--- Text excerpt ---

Friday, 31 December 2010
Thursday, 30 December 2010
Anyway, the corn kernals have exploded into strange, bamboo like plants. I am delighted, you never know what to expect from such things. I will let you know when they get tall enough to climb up.
Tuesday, 28 December 2010
The wind has stopped today. The whole town has stopped. A black invisible cloud hangs over the invisible wife's house next door.
It's not getting in here.
Monday, 27 December 2010
Now I dream about medieval towns and a garden in the snow on top of a mountain. Go figure, as they say.
Sunday, 26 December 2010
This is what I am listening to so I am hovering inbetween realities here.
It's worth buying the album.
Friday, 24 December 2010
Thursday, 23 December 2010
Wednesday, 22 December 2010
Monday, 20 December 2010
Sunday, 19 December 2010
Saturday, 18 December 2010
The town is full of small ladies clutching shopping bags. They are shouting recipes across the carpark at the supermarket. I spent a happy ten minutes at the chinese treasure store and emerged with red thread, silver thread, a cooking pan for the turkey.
Weather alert warnings everywhere.
Friday, 17 December 2010
The tree is here. Hooray!
Oh, and it's cold outside.
Tuesday, 14 December 2010
There are actually four ladies in this little group of party makers but two have vanished when I transfered them from Adobe illustrator to Photoshop.
I ordered a nail varnish that changes colour in sunlight for Alice who used to be Frank but as you reach checkout they announce it cannot be sent overseas.
The invisible wife left her dog locked up in her house for ten hours yesterday which means I bawl with helpless rage. And, as she is invisible there is never a moment to tell her to stop treating the dog is such a horrible manner.
Apart from that everything is great. Why does christmas make me feel wimpy?
Monday, 13 December 2010
I cannot believe the Wii. It says my age is 68 today...pleeeeeezzzzzzz and I have gained a kilo in the last week. Excuse me? After virtually running three thousand meters, ski jumping, slalom racing and cycling...a kilo? And I still am within my ideal body weight? How does this work then?
Sunday, 12 December 2010
Paco and Patrick went christmas tree hunting in three different villages, no luck. Christmas without a tree? Aah naaaawww.Still haven't made any cards. I should never have started making them.
Blowing a gale outside.
Saturday, 11 December 2010
"Hey! Long time no see."
I have to get off the bike as he is blocking the entrance to the wooden bridge. He is looking at the deaf man who always gives me a cheery silent hello.
"We thought she had died," says Mr. Parkinsons. "All laid out on the wall like that."
"Really?" the deaf man nods.
"White as a sheet. We had to hold her legs in the air and somebody gave her some water."
"Really?" The deaf man looks concerned.
"I'm fine, " I say.
"Was it your heart?" Mr. Parkinsons questions.
"No...actually (my heart is starting to speed up here) actually it was nothing...a mild panic attack." I say.
"Oh right...because we all thought you had died because nobody saw you again."
"I hate panic attacks," the deaf man says softly. "You never know when it's going to happen."
"Or was it not water? Was it a fizzy drink?" asks Mr. Parkinsons.

---

▸ Short exercise A
Reproduce the blog excerpt word for word, starting at "Tuesday, 14 December" and ending at "a horrible manner.".
▸ Short exercise B
Answer these questions from the blog excerpt:
(i) What items came from the chinese treasure store?
(ii) What age does the Wii report?
(iii) In how many villages did Paco and Patrick look for a christmas tree?
▸ Short exercise C
Condense the blog excerpt's paragraph beginning "I cannot believe the Wii" into a shorter version that keeps its main facts.
The material that follows is separate from the blog excerpt.

--- Recorded data ---

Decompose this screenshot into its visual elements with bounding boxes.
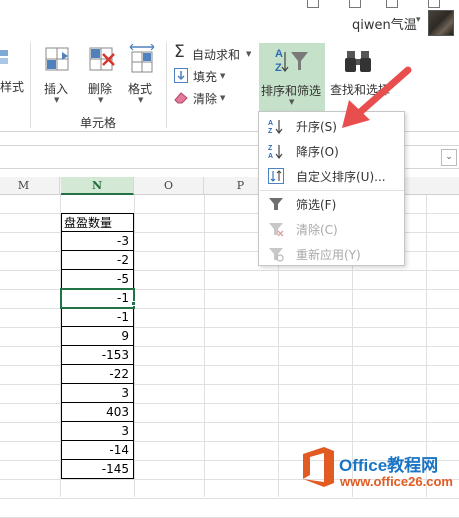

---

▸ Worked solution A
Tuesday, 14 December 2010
There are actually four ladies in this little group of party makers but two have vanished when I transfered them from Adobe illustrator to Photoshop.
I ordered a nail varnish that changes colour in sunlight for Alice who used to be Frank but as you reach checkout they announce it cannot be sent overseas.
The invisible wife left her dog locked up in her house for ten hours yesterday which means I bawl with helpless rage. And, as she is invisible there is never a moment to tell her to stop treating the dog is such a horrible manner.

▸ Worked solution B
(i) Red thread, silver thread and a cooking pan for the turkey.
(ii) 68.
(iii) Three.

▸ Worked solution C
The Wii reports an age of 68 and a one-kilo gain over the past week, despite virtual running of three thousand meters, ski jumping, slalom racing and cycling. It still places the writer within ideal body weight.